(Records from a data source)
··········
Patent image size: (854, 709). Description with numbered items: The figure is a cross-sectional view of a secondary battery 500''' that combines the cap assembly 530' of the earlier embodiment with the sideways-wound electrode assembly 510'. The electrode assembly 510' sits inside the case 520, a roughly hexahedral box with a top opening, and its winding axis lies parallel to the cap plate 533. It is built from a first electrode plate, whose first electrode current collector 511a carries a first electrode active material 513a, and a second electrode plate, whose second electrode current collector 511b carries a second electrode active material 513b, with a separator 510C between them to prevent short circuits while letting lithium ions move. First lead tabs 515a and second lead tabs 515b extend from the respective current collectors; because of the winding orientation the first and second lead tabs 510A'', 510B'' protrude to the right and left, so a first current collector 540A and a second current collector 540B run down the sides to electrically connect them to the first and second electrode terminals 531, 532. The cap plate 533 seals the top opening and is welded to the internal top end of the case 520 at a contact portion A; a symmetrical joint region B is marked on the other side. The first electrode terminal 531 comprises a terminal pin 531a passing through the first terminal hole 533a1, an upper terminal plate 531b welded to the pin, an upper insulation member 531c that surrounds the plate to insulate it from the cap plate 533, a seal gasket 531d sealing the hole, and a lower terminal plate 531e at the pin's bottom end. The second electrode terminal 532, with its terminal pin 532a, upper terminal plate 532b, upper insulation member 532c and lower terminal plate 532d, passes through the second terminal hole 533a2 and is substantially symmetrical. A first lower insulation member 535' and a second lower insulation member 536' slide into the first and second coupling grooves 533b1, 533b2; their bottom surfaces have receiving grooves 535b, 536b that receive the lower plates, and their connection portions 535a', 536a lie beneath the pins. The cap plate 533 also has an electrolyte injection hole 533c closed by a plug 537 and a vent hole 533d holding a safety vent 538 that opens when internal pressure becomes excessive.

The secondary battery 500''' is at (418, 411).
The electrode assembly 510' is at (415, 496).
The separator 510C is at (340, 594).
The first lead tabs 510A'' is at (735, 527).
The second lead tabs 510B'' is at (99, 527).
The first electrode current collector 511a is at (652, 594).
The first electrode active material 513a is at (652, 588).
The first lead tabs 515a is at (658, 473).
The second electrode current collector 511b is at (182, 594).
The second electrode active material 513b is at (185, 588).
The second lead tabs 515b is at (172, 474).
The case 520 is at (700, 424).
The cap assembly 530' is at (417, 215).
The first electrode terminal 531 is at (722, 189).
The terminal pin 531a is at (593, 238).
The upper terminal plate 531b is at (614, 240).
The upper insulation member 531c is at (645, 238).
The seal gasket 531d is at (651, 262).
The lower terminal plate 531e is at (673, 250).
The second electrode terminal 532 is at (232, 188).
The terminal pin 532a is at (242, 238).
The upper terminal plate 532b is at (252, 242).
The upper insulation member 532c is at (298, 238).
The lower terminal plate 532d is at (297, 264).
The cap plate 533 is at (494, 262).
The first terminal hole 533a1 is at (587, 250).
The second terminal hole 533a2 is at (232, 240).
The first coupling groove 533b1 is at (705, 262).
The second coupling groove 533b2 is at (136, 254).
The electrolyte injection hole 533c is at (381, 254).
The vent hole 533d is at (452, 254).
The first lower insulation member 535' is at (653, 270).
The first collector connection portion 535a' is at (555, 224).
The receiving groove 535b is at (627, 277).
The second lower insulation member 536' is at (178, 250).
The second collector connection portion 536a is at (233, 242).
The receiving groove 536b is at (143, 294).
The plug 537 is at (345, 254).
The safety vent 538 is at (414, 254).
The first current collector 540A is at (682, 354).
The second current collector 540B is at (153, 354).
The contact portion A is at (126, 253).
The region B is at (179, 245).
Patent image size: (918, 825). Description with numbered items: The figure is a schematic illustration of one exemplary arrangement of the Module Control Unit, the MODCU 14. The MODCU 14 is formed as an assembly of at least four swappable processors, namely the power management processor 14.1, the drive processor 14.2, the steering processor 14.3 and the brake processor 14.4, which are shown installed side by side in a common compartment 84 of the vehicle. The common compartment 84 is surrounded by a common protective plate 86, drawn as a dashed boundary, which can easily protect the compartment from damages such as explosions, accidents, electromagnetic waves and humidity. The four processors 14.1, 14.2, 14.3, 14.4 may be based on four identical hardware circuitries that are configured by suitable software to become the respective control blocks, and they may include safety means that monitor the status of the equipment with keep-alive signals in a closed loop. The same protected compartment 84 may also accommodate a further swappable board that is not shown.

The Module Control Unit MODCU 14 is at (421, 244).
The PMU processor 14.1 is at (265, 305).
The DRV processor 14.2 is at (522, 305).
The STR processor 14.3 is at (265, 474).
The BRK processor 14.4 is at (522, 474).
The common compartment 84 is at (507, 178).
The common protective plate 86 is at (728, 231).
··········
What needs to be done: Put the lines of the material from the line containing "Patent image size: (918, 825)." through the end into a JSON list of strings, one string per line, leaving out blank lines.

The response:
[
  "Patent image size: (918, 825). Description with numbered items: The figure is a schematic illustration of one exemplary arrangement of the Module Control Unit, the MODCU 14. The MODCU 14 is formed as an assembly of at least four swappable processors, namely the power management processor 14.1, the drive processor 14.2, the steering processor 14.3 and the brake processor 14.4, which are shown installed side by side in a common compartment 84 of the vehicle. The common compartment 84 is surrounded by a common protective plate 86, drawn as a dashed boundary, which can easily protect the compartment from damages such as explosions, accidents, electromagnetic waves and humidity. The four processors 14.1, 14.2, 14.3, 14.4 may be based on four identical hardware circuitries that are configured by suitable software to become the respective control blocks, and they may include safety means that monitor the status of the equipment with keep-alive signals in a closed loop. The same protected compartment 84 may also accommodate a further swappable board that is not shown.",
  "The Module Control Unit MODCU 14 is at (421, 244).",
  "The PMU processor 14.1 is at (265, 305).",
  "The DRV processor 14.2 is at (522, 305).",
  "The STR processor 14.3 is at (265, 474).",
  "The BRK processor 14.4 is at (522, 474).",
  "The common compartment 84 is at (507, 178).",
  "The common protective plate 86 is at (728, 231)."
]